• [WHAT THE EXERCISE ASKS]: Pictures appear in the records below; write out everything else exactly.

START DATA TO USE

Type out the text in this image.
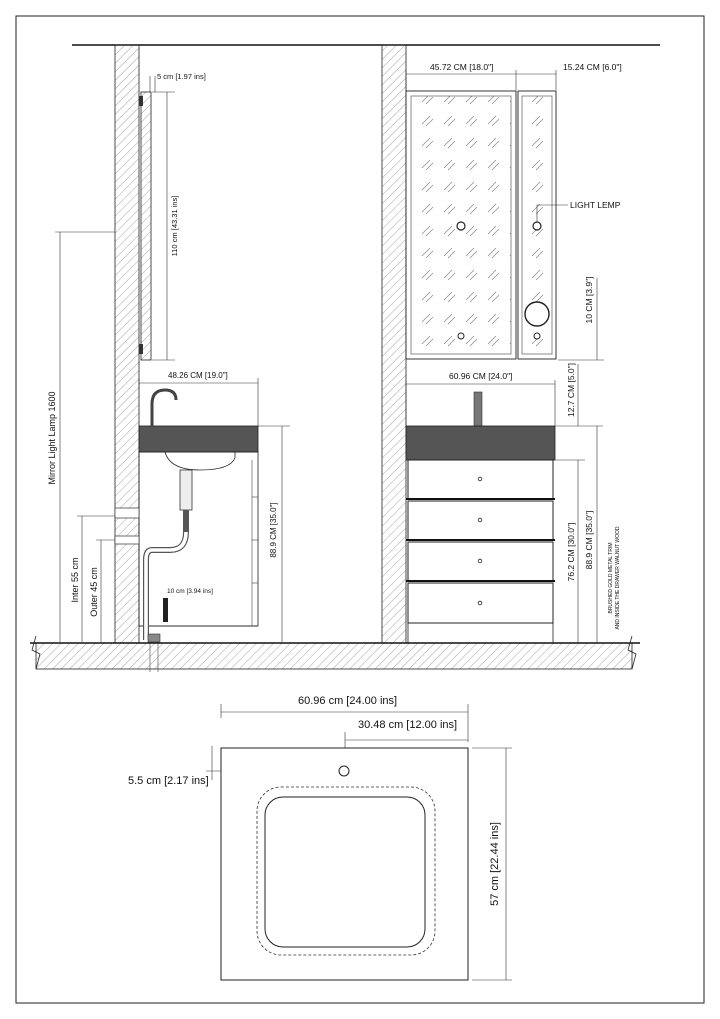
5 cm [1.97 ins]
110 cm [43.31 ins]
48.26 CM [19.0"]
88.9 CM [35.0"]
10 cm [3.94 ins]
Mirror Light Lamp 1600
Inter 55 cm Outer 45 cm
45.72 CM [18.0"]	15.24 CM [6.0"]
LIGHT LEMP
10 CM [3.9"]
60.96 CM [24.0"]	12.7 CM [5.0"]
76.2 CM [30.0"] 88.9 CM [35.0"]
BRUSHED GOLD METAL TRIM AND INSIDE THE DRAWER WALNUT WOOD
60.96 cm [24.00 ins]
30.48 cm [12.00 ins]
5.5 cm [2.17 ins]
57 cm [22.44 ins]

END DATA TO USE

• [ANSWER TO THE TASK]:
Type out the text in this image.
5 cm [1.97 ins]
110 cm [43.31 ins]
48.26 CM [19.0"]
88.9 CM [35.0"]
10 cm [3.94 ins]
Mirror Light Lamp 1600
Inter 55 cm Outer 45 cm
45.72 CM [18.0"]	15.24 CM [6.0"]
LIGHT LEMP
10 CM [3.9"]
60.96 CM [24.0"]	12.7 CM [5.0"]
76.2 CM [30.0"] 88.9 CM [35.0"]
BRUSHED GOLD METAL TRIM AND INSIDE THE DRAWER WALNUT WOOD
60.96 cm [24.00 ins]
30.48 cm [12.00 ins]
5.5 cm [2.17 ins]
57 cm [22.44 ins]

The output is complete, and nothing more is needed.